-- start Entries shown --

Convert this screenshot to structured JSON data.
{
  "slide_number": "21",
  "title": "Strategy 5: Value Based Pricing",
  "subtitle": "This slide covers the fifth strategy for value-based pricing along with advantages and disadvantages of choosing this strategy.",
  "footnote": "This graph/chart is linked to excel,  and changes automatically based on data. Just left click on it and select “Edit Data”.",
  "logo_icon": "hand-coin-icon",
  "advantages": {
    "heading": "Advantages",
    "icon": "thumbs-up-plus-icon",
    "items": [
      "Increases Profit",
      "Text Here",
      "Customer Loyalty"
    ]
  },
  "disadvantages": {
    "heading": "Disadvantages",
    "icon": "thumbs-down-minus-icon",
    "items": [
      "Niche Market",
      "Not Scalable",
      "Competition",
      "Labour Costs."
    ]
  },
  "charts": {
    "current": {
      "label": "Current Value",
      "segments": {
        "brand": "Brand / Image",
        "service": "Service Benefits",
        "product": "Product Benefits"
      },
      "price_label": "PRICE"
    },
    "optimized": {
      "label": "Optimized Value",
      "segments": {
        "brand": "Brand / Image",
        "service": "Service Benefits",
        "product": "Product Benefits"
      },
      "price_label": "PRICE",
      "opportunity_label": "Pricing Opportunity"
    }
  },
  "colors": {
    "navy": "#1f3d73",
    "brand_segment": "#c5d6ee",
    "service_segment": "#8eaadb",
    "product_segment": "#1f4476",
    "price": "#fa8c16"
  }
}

-- end Entries shown --

Requirements: Output all of the material, please, exactly as it stands.

Worked solution:
Convert this screenshot to structured JSON data.
{
  "slide_number": "21",
  "title": "Strategy 5: Value Based Pricing",
  "subtitle": "This slide covers the fifth strategy for value-based pricing along with advantages and disadvantages of choosing this strategy.",
  "footnote": "This graph/chart is linked to excel,  and changes automatically based on data. Just left click on it and select “Edit Data”.",
  "logo_icon": "hand-coin-icon",
  "advantages": {
    "heading": "Advantages",
    "icon": "thumbs-up-plus-icon",
    "items": [
      "Increases Profit",
      "Text Here",
      "Customer Loyalty"
    ]
  },
  "disadvantages": {
    "heading": "Disadvantages",
    "icon": "thumbs-down-minus-icon",
    "items": [
      "Niche Market",
      "Not Scalable",
      "Competition",
      "Labour Costs."
    ]
  },
  "charts": {
    "current": {
      "label": "Current Value",
      "segments": {
        "brand": "Brand / Image",
        "service": "Service Benefits",
        "product": "Product Benefits"
      },
      "price_label": "PRICE"
    },
    "optimized": {
      "label": "Optimized Value",
      "segments": {
        "brand": "Brand / Image",
        "service": "Service Benefits",
        "product": "Product Benefits"
      },
      "price_label": "PRICE",
      "opportunity_label": "Pricing Opportunity"
    }
  },
  "colors": {
    "navy": "#1f3d73",
    "brand_segment": "#c5d6ee",
    "service_segment": "#8eaadb",
    "product_segment": "#1f4476",
    "price": "#fa8c16"
  }
}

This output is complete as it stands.